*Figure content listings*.
==*==
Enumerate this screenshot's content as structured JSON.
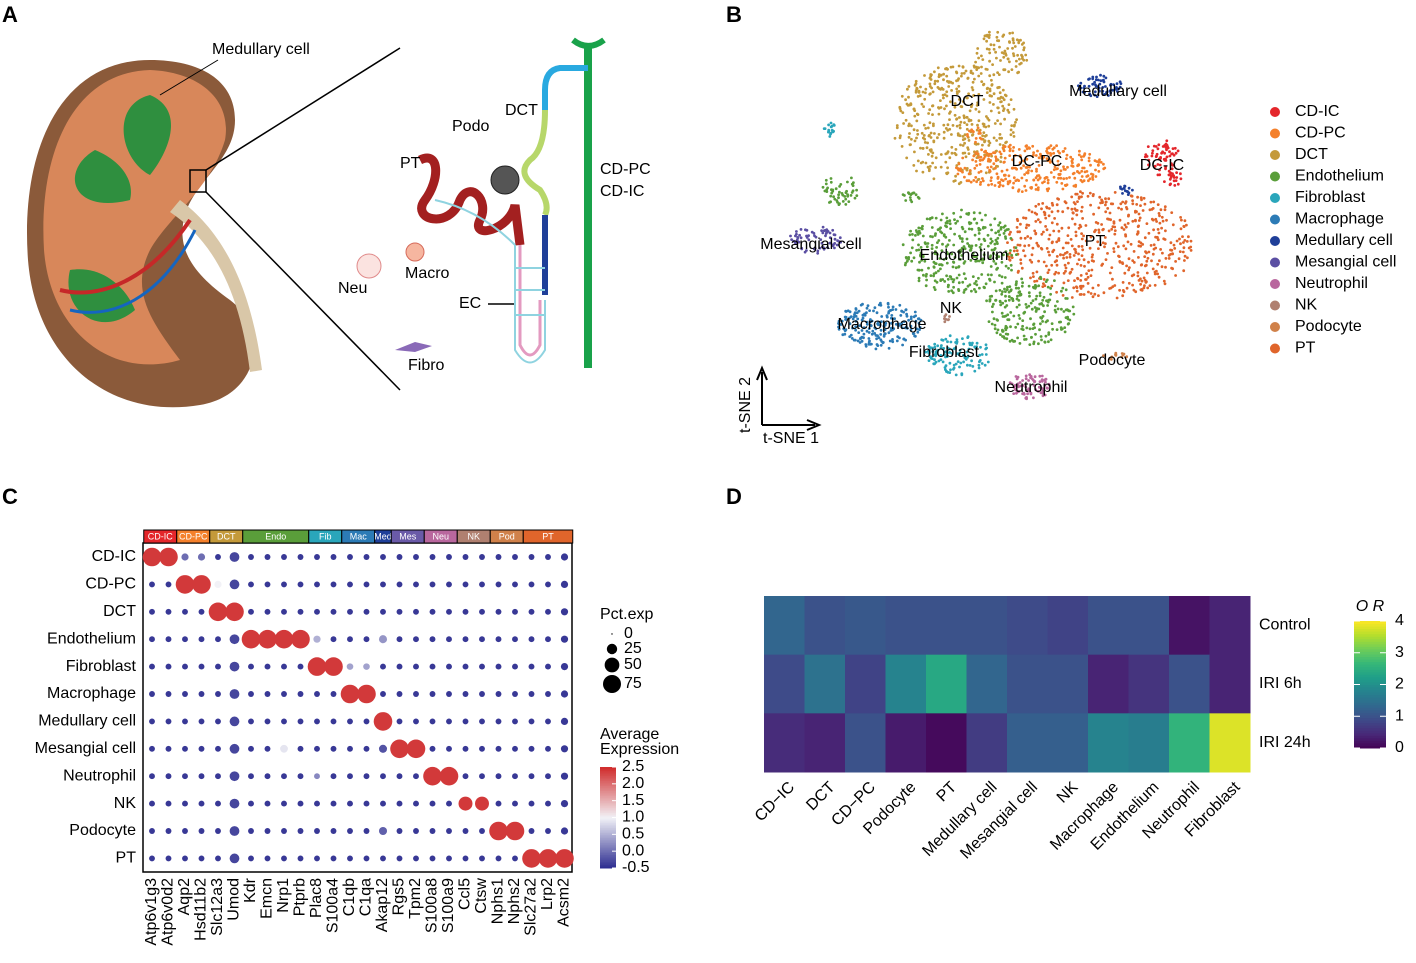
{
  "panel_labels": [
    "A",
    "B",
    "C",
    "D"
  ],
  "diagram": {
    "labels": [
      "Medullary cell",
      "DCT",
      "Podo",
      "PT",
      "CD-PC",
      "CD-IC",
      "Neu",
      "Macro",
      "EC",
      "Fibro"
    ]
  },
  "tsne": {
    "type": "scatter",
    "x_label": "t-SNE 1",
    "y_label": "t-SNE 2",
    "cell_types": [
      {
        "name": "CD-IC",
        "color": "#e4262b"
      },
      {
        "name": "CD-PC",
        "color": "#f4802b"
      },
      {
        "name": "DCT",
        "color": "#c49a3a"
      },
      {
        "name": "Endothelium",
        "color": "#5a9e3a"
      },
      {
        "name": "Fibroblast",
        "color": "#2aa6bb"
      },
      {
        "name": "Macrophage",
        "color": "#2c7bb6"
      },
      {
        "name": "Medullary cell",
        "color": "#1f3f99"
      },
      {
        "name": "Mesangial cell",
        "color": "#5b4fa3"
      },
      {
        "name": "Neutrophil",
        "color": "#b9679e"
      },
      {
        "name": "NK",
        "color": "#b08070"
      },
      {
        "name": "Podocyte",
        "color": "#d0814a"
      },
      {
        "name": "PT",
        "color": "#e0652b"
      }
    ],
    "cluster_labels": [
      "DCT",
      "Medullary cell",
      "DC-PC",
      "DC-IC",
      "PT",
      "Mesangial cell",
      "Endothelium",
      "NK",
      "Macrophage",
      "Fibroblast",
      "Podocyte",
      "Neutrophil"
    ]
  },
  "dotplot": {
    "type": "dot",
    "groups": [
      {
        "name": "CD-IC",
        "color": "#e4262b",
        "genes": [
          "Atp6v1g3",
          "Atp6v0d2"
        ]
      },
      {
        "name": "CD-PC",
        "color": "#f4802b",
        "genes": [
          "Aqp2",
          "Hsd11b2"
        ]
      },
      {
        "name": "DCT",
        "color": "#c49a3a",
        "genes": [
          "Slc12a3",
          "Umod"
        ]
      },
      {
        "name": "Endo",
        "color": "#5a9e3a",
        "genes": [
          "Kdr",
          "Emcn",
          "Nrp1",
          "Ptprb"
        ]
      },
      {
        "name": "Fib",
        "color": "#2aa6bb",
        "genes": [
          "Plac8",
          "S100a4"
        ]
      },
      {
        "name": "Mac",
        "color": "#2c7bb6",
        "genes": [
          "C1qb",
          "C1qa"
        ]
      },
      {
        "name": "Med",
        "color": "#1f3f99",
        "genes": [
          "Akap12"
        ]
      },
      {
        "name": "Mes",
        "color": "#6a5aa8",
        "genes": [
          "Rgs5",
          "Tpm2"
        ]
      },
      {
        "name": "Neu",
        "color": "#b9679e",
        "genes": [
          "S100a8",
          "S100a9"
        ]
      },
      {
        "name": "NK",
        "color": "#b08070",
        "genes": [
          "Ccl5",
          "Ctsw"
        ]
      },
      {
        "name": "Pod",
        "color": "#d0814a",
        "genes": [
          "Nphs1",
          "Nphs2"
        ]
      },
      {
        "name": "PT",
        "color": "#e0652b",
        "genes": [
          "Slc27a2",
          "Lrp2",
          "Acsm2"
        ]
      }
    ],
    "rows": [
      "CD-IC",
      "CD-PC",
      "DCT",
      "Endothelium",
      "Fibroblast",
      "Macrophage",
      "Medullary cell",
      "Mesangial cell",
      "Neutrophil",
      "NK",
      "Podocyte",
      "PT"
    ],
    "pct": [
      [
        80,
        80,
        12,
        12,
        8,
        22,
        8,
        8,
        8,
        8,
        8,
        8,
        8,
        8,
        8,
        8,
        8,
        8,
        8,
        8,
        8,
        8,
        8,
        8,
        8,
        12
      ],
      [
        8,
        8,
        80,
        80,
        12,
        22,
        8,
        8,
        8,
        8,
        8,
        8,
        8,
        8,
        8,
        8,
        8,
        8,
        8,
        8,
        8,
        8,
        8,
        8,
        8,
        12
      ],
      [
        8,
        8,
        8,
        8,
        80,
        80,
        8,
        8,
        8,
        8,
        8,
        8,
        8,
        8,
        8,
        8,
        8,
        8,
        8,
        8,
        8,
        8,
        8,
        8,
        8,
        12
      ],
      [
        8,
        8,
        8,
        8,
        8,
        22,
        80,
        80,
        80,
        80,
        12,
        8,
        8,
        8,
        15,
        8,
        8,
        8,
        8,
        8,
        8,
        8,
        8,
        8,
        8,
        12
      ],
      [
        8,
        8,
        8,
        8,
        8,
        22,
        8,
        8,
        8,
        8,
        80,
        80,
        10,
        10,
        8,
        8,
        8,
        8,
        8,
        8,
        8,
        8,
        8,
        8,
        8,
        12
      ],
      [
        8,
        8,
        8,
        8,
        8,
        22,
        8,
        8,
        8,
        8,
        8,
        8,
        80,
        80,
        8,
        8,
        8,
        8,
        8,
        8,
        8,
        8,
        8,
        8,
        8,
        12
      ],
      [
        8,
        8,
        8,
        8,
        8,
        22,
        8,
        8,
        8,
        8,
        8,
        8,
        8,
        8,
        80,
        8,
        8,
        8,
        8,
        8,
        8,
        8,
        8,
        8,
        8,
        12
      ],
      [
        8,
        8,
        8,
        8,
        8,
        22,
        8,
        8,
        14,
        8,
        8,
        8,
        8,
        8,
        15,
        80,
        80,
        8,
        8,
        8,
        8,
        8,
        8,
        8,
        8,
        12
      ],
      [
        8,
        8,
        8,
        8,
        8,
        22,
        8,
        8,
        8,
        8,
        8,
        8,
        8,
        8,
        8,
        8,
        8,
        80,
        80,
        8,
        8,
        8,
        8,
        8,
        8,
        12
      ],
      [
        8,
        8,
        8,
        8,
        8,
        22,
        8,
        8,
        8,
        8,
        8,
        8,
        8,
        8,
        8,
        8,
        8,
        8,
        8,
        45,
        45,
        8,
        8,
        8,
        8,
        12
      ],
      [
        8,
        8,
        8,
        8,
        8,
        22,
        8,
        8,
        8,
        8,
        8,
        8,
        8,
        8,
        15,
        8,
        8,
        8,
        8,
        8,
        8,
        80,
        80,
        8,
        8,
        12
      ],
      [
        8,
        8,
        8,
        8,
        8,
        22,
        8,
        8,
        8,
        8,
        8,
        8,
        8,
        8,
        8,
        8,
        8,
        8,
        8,
        8,
        8,
        8,
        8,
        80,
        80,
        80
      ]
    ],
    "expr": [
      [
        2.4,
        2.4,
        0,
        0,
        -0.4,
        -0.3,
        -0.4,
        -0.4,
        -0.4,
        -0.4,
        -0.4,
        -0.4,
        -0.4,
        -0.4,
        -0.4,
        -0.4,
        -0.4,
        -0.4,
        -0.4,
        -0.4,
        -0.4,
        -0.4,
        -0.4,
        -0.4,
        -0.4,
        -0.4
      ],
      [
        -0.4,
        -0.4,
        2.4,
        2.4,
        1,
        -0.3,
        -0.4,
        -0.4,
        -0.4,
        -0.4,
        -0.4,
        -0.4,
        -0.4,
        -0.4,
        -0.4,
        -0.4,
        -0.4,
        -0.4,
        -0.4,
        -0.4,
        -0.4,
        -0.4,
        -0.4,
        -0.4,
        -0.4,
        -0.4
      ],
      [
        -0.4,
        -0.4,
        -0.4,
        -0.4,
        2.4,
        2.4,
        -0.4,
        -0.4,
        -0.4,
        -0.4,
        -0.4,
        -0.4,
        -0.4,
        -0.4,
        -0.4,
        -0.4,
        -0.4,
        -0.4,
        -0.4,
        -0.4,
        -0.4,
        -0.4,
        -0.4,
        -0.4,
        -0.4,
        -0.4
      ],
      [
        -0.4,
        -0.4,
        -0.4,
        -0.4,
        -0.4,
        -0.3,
        2.4,
        2.4,
        2.4,
        2.4,
        0.5,
        -0.4,
        -0.4,
        -0.4,
        0.3,
        -0.4,
        -0.4,
        -0.4,
        -0.4,
        -0.4,
        -0.4,
        -0.4,
        -0.4,
        -0.4,
        -0.4,
        -0.4
      ],
      [
        -0.4,
        -0.4,
        -0.4,
        -0.4,
        -0.4,
        -0.3,
        -0.4,
        -0.4,
        -0.4,
        -0.4,
        2.4,
        2.4,
        0.4,
        0.4,
        -0.4,
        -0.4,
        -0.4,
        -0.4,
        -0.4,
        -0.4,
        -0.4,
        -0.4,
        -0.4,
        -0.4,
        -0.4,
        -0.4
      ],
      [
        -0.4,
        -0.4,
        -0.4,
        -0.4,
        -0.4,
        -0.3,
        -0.4,
        -0.4,
        -0.4,
        -0.4,
        -0.4,
        -0.4,
        2.4,
        2.4,
        -0.4,
        -0.4,
        -0.4,
        -0.4,
        -0.4,
        -0.4,
        -0.4,
        -0.4,
        -0.4,
        -0.4,
        -0.4,
        -0.4
      ],
      [
        -0.4,
        -0.4,
        -0.4,
        -0.4,
        -0.4,
        -0.3,
        -0.4,
        -0.4,
        -0.4,
        -0.4,
        -0.4,
        -0.4,
        -0.4,
        -0.4,
        2.4,
        -0.4,
        -0.4,
        -0.4,
        -0.4,
        -0.4,
        -0.4,
        -0.4,
        -0.4,
        -0.4,
        -0.4,
        -0.4
      ],
      [
        -0.4,
        -0.4,
        -0.4,
        -0.4,
        -0.4,
        -0.3,
        -0.4,
        -0.4,
        0.9,
        -0.4,
        -0.4,
        -0.4,
        -0.4,
        -0.4,
        -0.2,
        2.4,
        2.4,
        -0.4,
        -0.4,
        -0.4,
        -0.4,
        -0.4,
        -0.4,
        -0.4,
        -0.4,
        -0.4
      ],
      [
        -0.4,
        -0.4,
        -0.4,
        -0.4,
        -0.4,
        -0.3,
        -0.4,
        -0.4,
        -0.4,
        -0.4,
        0.2,
        -0.4,
        -0.4,
        -0.4,
        -0.4,
        -0.4,
        -0.4,
        2.4,
        2.4,
        -0.4,
        -0.4,
        -0.4,
        -0.4,
        -0.4,
        -0.4,
        -0.4
      ],
      [
        -0.4,
        -0.4,
        -0.4,
        -0.4,
        -0.4,
        -0.3,
        -0.4,
        -0.4,
        -0.4,
        -0.4,
        -0.4,
        -0.4,
        -0.4,
        -0.4,
        -0.4,
        -0.4,
        -0.4,
        -0.4,
        -0.4,
        2.4,
        2.4,
        -0.4,
        -0.4,
        -0.4,
        -0.4,
        -0.4
      ],
      [
        -0.4,
        -0.4,
        -0.4,
        -0.4,
        -0.4,
        -0.3,
        -0.4,
        -0.4,
        -0.4,
        -0.4,
        -0.4,
        -0.4,
        -0.4,
        -0.4,
        -0.1,
        -0.4,
        -0.4,
        -0.4,
        -0.4,
        -0.4,
        -0.4,
        2.4,
        2.4,
        -0.4,
        -0.4,
        -0.4
      ],
      [
        -0.4,
        -0.4,
        -0.4,
        -0.4,
        -0.4,
        -0.3,
        -0.4,
        -0.4,
        -0.4,
        -0.4,
        -0.4,
        -0.4,
        -0.4,
        -0.4,
        -0.4,
        -0.4,
        -0.4,
        -0.4,
        -0.4,
        -0.4,
        -0.4,
        -0.4,
        -0.4,
        2.4,
        2.4,
        2.4
      ]
    ],
    "size_title": "Pct.exp",
    "size_ticks": [
      0,
      25,
      50,
      75
    ],
    "color_title": [
      "Average",
      "Expression"
    ],
    "color_range": [
      -0.5,
      2.5
    ],
    "color_ticks": [
      2.5,
      {
        "value": 2,
        "label": "2.0"
      },
      1.5,
      {
        "value": 1,
        "label": "1.0"
      },
      0.5,
      {
        "value": 0,
        "label": "0.0"
      },
      -0.5
    ],
    "color_low": "#2b2b8f",
    "color_mid": "#f2f2f7",
    "color_high": "#d02c2c"
  },
  "heatmap": {
    "type": "heatmap",
    "columns": [
      "CD−IC",
      "DCT",
      "CD−PC",
      "Podocyte",
      "PT",
      "Medullary cell",
      "Mesangial cell",
      "NK",
      "Macrophage",
      "Endothelium",
      "Neutrophil",
      "Fibroblast"
    ],
    "rows": [
      "Control",
      "IRI 6h",
      "IRI 24h"
    ],
    "values": [
      [
        1.3,
        1.0,
        1.1,
        1.0,
        1.0,
        1.0,
        0.9,
        0.8,
        1.0,
        1.0,
        0.2,
        0.4
      ],
      [
        0.9,
        1.5,
        0.8,
        1.8,
        2.4,
        1.3,
        1.0,
        1.0,
        0.4,
        0.6,
        1.0,
        0.4
      ],
      [
        0.5,
        0.4,
        1.0,
        0.3,
        0.1,
        0.7,
        1.2,
        1.2,
        1.8,
        1.7,
        2.6,
        3.8
      ]
    ],
    "colorbar_title": "O R",
    "colorbar_range": [
      0,
      4
    ],
    "colorbar_ticks": [
      0,
      1,
      2,
      3,
      4
    ],
    "colormap": "viridis"
  }
}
==*==
*EXERCISE DETAILS*.
If a line in the entries contains the word "Neutrophil", copy that line out.

*TASK ANSWER*.
        "name": "Neutrophil",
      "Neutrophil"
      "Neutrophil",
      "Neutrophil",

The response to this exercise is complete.